Requirements.
Each record below should be repeated precisely as written.

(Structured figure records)

start

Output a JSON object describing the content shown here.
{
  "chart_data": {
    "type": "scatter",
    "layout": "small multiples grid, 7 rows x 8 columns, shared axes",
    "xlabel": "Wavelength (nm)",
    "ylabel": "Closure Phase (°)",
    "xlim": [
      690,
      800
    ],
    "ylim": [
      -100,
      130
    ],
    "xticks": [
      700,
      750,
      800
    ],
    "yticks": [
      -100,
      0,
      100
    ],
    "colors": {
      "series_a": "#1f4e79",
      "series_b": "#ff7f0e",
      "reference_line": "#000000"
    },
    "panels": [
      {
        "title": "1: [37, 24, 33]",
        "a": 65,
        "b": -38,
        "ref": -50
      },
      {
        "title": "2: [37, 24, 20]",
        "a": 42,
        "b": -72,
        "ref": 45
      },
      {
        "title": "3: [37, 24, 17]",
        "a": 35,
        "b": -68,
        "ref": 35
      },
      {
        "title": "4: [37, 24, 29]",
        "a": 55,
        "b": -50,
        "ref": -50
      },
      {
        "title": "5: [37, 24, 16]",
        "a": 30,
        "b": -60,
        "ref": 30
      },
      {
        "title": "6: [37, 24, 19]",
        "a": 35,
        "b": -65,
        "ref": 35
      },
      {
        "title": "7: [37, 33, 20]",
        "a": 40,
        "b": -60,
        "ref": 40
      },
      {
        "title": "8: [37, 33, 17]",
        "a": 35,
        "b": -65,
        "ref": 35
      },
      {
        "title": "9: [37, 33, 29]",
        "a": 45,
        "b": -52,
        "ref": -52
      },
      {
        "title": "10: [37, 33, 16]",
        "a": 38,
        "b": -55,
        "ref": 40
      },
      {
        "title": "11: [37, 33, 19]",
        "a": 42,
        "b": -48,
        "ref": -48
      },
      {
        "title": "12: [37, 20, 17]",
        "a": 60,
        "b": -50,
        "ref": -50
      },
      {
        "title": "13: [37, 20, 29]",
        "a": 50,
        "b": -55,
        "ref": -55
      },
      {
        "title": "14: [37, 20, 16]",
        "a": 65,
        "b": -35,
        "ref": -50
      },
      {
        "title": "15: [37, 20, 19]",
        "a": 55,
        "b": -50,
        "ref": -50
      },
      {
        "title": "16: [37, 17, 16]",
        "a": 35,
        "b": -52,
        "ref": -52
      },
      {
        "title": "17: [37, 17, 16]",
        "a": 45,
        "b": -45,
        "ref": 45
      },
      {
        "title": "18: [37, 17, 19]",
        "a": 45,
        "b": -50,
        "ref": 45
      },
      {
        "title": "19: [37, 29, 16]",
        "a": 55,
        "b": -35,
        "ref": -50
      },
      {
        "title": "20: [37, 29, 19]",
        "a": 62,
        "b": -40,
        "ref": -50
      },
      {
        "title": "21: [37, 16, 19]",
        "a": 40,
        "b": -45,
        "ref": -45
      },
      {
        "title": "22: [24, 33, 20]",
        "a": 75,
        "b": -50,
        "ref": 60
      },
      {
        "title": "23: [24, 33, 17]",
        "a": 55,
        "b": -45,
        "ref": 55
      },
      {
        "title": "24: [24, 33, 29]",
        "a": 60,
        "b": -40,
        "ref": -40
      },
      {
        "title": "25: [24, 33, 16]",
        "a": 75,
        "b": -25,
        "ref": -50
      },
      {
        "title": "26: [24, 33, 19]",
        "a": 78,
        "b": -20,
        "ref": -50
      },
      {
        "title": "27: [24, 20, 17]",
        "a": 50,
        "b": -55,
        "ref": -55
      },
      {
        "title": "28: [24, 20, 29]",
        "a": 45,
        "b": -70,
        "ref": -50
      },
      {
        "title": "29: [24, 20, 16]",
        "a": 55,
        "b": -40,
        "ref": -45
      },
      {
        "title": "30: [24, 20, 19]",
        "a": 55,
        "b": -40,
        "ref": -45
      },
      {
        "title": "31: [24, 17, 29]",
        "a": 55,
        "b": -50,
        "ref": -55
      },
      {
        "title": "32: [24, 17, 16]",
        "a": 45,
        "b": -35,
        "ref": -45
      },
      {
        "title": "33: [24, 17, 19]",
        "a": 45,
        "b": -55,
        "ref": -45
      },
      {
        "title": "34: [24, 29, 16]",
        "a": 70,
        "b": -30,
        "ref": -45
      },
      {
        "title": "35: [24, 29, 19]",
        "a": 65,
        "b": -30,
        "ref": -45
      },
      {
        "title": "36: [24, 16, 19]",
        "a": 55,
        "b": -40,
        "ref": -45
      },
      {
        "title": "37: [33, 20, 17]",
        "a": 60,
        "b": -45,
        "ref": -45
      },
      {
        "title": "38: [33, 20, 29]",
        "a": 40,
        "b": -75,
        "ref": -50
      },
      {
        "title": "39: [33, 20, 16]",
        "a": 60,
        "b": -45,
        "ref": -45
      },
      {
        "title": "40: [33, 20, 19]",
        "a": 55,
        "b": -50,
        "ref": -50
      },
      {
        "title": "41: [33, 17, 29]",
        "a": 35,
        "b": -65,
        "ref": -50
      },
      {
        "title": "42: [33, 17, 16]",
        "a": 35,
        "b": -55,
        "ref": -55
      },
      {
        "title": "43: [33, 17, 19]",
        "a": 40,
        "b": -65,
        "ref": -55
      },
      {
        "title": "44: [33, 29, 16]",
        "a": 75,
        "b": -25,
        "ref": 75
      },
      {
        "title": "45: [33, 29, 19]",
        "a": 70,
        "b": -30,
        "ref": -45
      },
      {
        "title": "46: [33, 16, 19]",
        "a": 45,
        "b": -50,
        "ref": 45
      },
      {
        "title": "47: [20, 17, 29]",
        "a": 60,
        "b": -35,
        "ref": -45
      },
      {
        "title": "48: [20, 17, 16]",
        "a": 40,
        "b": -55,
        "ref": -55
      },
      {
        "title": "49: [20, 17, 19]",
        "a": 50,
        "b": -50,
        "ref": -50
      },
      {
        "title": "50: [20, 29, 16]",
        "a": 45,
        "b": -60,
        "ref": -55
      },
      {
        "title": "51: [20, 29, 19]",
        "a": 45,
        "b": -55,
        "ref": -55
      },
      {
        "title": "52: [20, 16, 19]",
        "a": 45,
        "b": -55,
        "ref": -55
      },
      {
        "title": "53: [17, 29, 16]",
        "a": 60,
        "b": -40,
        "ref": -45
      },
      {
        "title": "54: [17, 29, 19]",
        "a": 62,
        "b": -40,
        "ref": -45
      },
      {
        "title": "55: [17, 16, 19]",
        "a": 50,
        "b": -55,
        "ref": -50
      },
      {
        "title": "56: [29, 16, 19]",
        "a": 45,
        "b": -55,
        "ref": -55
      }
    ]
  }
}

end

Answer to the problem.
Output a JSON object describing the content shown here.
{
  "chart_data": {
    "type": "scatter",
    "layout": "small multiples grid, 7 rows x 8 columns, shared axes",
    "xlabel": "Wavelength (nm)",
    "ylabel": "Closure Phase (°)",
    "xlim": [
      690,
      800
    ],
    "ylim": [
      -100,
      130
    ],
    "xticks": [
      700,
      750,
      800
    ],
    "yticks": [
      -100,
      0,
      100
    ],
    "colors": {
      "series_a": "#1f4e79",
      "series_b": "#ff7f0e",
      "reference_line": "#000000"
    },
    "panels": [
      {
        "title": "1: [37, 24, 33]",
        "a": 65,
        "b": -38,
        "ref": -50
      },
      {
        "title": "2: [37, 24, 20]",
        "a": 42,
        "b": -72,
        "ref": 45
      },
      {
        "title": "3: [37, 24, 17]",
        "a": 35,
        "b": -68,
        "ref": 35
      },
      {
        "title": "4: [37, 24, 29]",
        "a": 55,
        "b": -50,
        "ref": -50
      },
      {
        "title": "5: [37, 24, 16]",
        "a": 30,
        "b": -60,
        "ref": 30
      },
      {
        "title": "6: [37, 24, 19]",
        "a": 35,
        "b": -65,
        "ref": 35
      },
      {
        "title": "7: [37, 33, 20]",
        "a": 40,
        "b": -60,
        "ref": 40
      },
      {
        "title": "8: [37, 33, 17]",
        "a": 35,
        "b": -65,
        "ref": 35
      },
      {
        "title": "9: [37, 33, 29]",
        "a": 45,
        "b": -52,
        "ref": -52
      },
      {
        "title": "10: [37, 33, 16]",
        "a": 38,
        "b": -55,
        "ref": 40
      },
      {
        "title": "11: [37, 33, 19]",
        "a": 42,
        "b": -48,
        "ref": -48
      },
      {
        "title": "12: [37, 20, 17]",
        "a": 60,
        "b": -50,
        "ref": -50
      },
      {
        "title": "13: [37, 20, 29]",
        "a": 50,
        "b": -55,
        "ref": -55
      },
      {
        "title": "14: [37, 20, 16]",
        "a": 65,
        "b": -35,
        "ref": -50
      },
      {
        "title": "15: [37, 20, 19]",
        "a": 55,
        "b": -50,
        "ref": -50
      },
      {
        "title": "16: [37, 17, 16]",
        "a": 35,
        "b": -52,
        "ref": -52
      },
      {
        "title": "17: [37, 17, 16]",
        "a": 45,
        "b": -45,
        "ref": 45
      },
      {
        "title": "18: [37, 17, 19]",
        "a": 45,
        "b": -50,
        "ref": 45
      },
      {
        "title": "19: [37, 29, 16]",
        "a": 55,
        "b": -35,
        "ref": -50
      },
      {
        "title": "20: [37, 29, 19]",
        "a": 62,
        "b": -40,
        "ref": -50
      },
      {
        "title": "21: [37, 16, 19]",
        "a": 40,
        "b": -45,
        "ref": -45
      },
      {
        "title": "22: [24, 33, 20]",
        "a": 75,
        "b": -50,
        "ref": 60
      },
      {
        "title": "23: [24, 33, 17]",
        "a": 55,
        "b": -45,
        "ref": 55
      },
      {
        "title": "24: [24, 33, 29]",
        "a": 60,
        "b": -40,
        "ref": -40
      },
      {
        "title": "25: [24, 33, 16]",
        "a": 75,
        "b": -25,
        "ref": -50
      },
      {
        "title": "26: [24, 33, 19]",
        "a": 78,
        "b": -20,
        "ref": -50
      },
      {
        "title": "27: [24, 20, 17]",
        "a": 50,
        "b": -55,
        "ref": -55
      },
      {
        "title": "28: [24, 20, 29]",
        "a": 45,
        "b": -70,
        "ref": -50
      },
      {
        "title": "29: [24, 20, 16]",
        "a": 55,
        "b": -40,
        "ref": -45
      },
      {
        "title": "30: [24, 20, 19]",
        "a": 55,
        "b": -40,
        "ref": -45
      },
      {
        "title": "31: [24, 17, 29]",
        "a": 55,
        "b": -50,
        "ref": -55
      },
      {
        "title": "32: [24, 17, 16]",
        "a": 45,
        "b": -35,
        "ref": -45
      },
      {
        "title": "33: [24, 17, 19]",
        "a": 45,
        "b": -55,
        "ref": -45
      },
      {
        "title": "34: [24, 29, 16]",
        "a": 70,
        "b": -30,
        "ref": -45
      },
      {
        "title": "35: [24, 29, 19]",
        "a": 65,
        "b": -30,
        "ref": -45
      },
      {
        "title": "36: [24, 16, 19]",
        "a": 55,
        "b": -40,
        "ref": -45
      },
      {
        "title": "37: [33, 20, 17]",
        "a": 60,
        "b": -45,
        "ref": -45
      },
      {
        "title": "38: [33, 20, 29]",
        "a": 40,
        "b": -75,
        "ref": -50
      },
      {
        "title": "39: [33, 20, 16]",
        "a": 60,
        "b": -45,
        "ref": -45
      },
      {
        "title": "40: [33, 20, 19]",
        "a": 55,
        "b": -50,
        "ref": -50
      },
      {
        "title": "41: [33, 17, 29]",
        "a": 35,
        "b": -65,
        "ref": -50
      },
      {
        "title": "42: [33, 17, 16]",
        "a": 35,
        "b": -55,
        "ref": -55
      },
      {
        "title": "43: [33, 17, 19]",
        "a": 40,
        "b": -65,
        "ref": -55
      },
      {
        "title": "44: [33, 29, 16]",
        "a": 75,
        "b": -25,
        "ref": 75
      },
      {
        "title": "45: [33, 29, 19]",
        "a": 70,
        "b": -30,
        "ref": -45
      },
      {
        "title": "46: [33, 16, 19]",
        "a": 45,
        "b": -50,
        "ref": 45
      },
      {
        "title": "47: [20, 17, 29]",
        "a": 60,
        "b": -35,
        "ref": -45
      },
      {
        "title": "48: [20, 17, 16]",
        "a": 40,
        "b": -55,
        "ref": -55
      },
      {
        "title": "49: [20, 17, 19]",
        "a": 50,
        "b": -50,
        "ref": -50
      },
      {
        "title": "50: [20, 29, 16]",
        "a": 45,
        "b": -60,
        "ref": -55
      },
      {
        "title": "51: [20, 29, 19]",
        "a": 45,
        "b": -55,
        "ref": -55
      },
      {
        "title": "52: [20, 16, 19]",
        "a": 45,
        "b": -55,
        "ref": -55
      },
      {
        "title": "53: [17, 29, 16]",
        "a": 60,
        "b": -40,
        "ref": -45
      },
      {
        "title": "54: [17, 29, 19]",
        "a": 62,
        "b": -40,
        "ref": -45
      },
      {
        "title": "55: [17, 16, 19]",
        "a": 50,
        "b": -55,
        "ref": -50
      },
      {
        "title": "56: [29, 16, 19]",
        "a": 45,
        "b": -55,
        "ref": -55
      }
    ]
  }
}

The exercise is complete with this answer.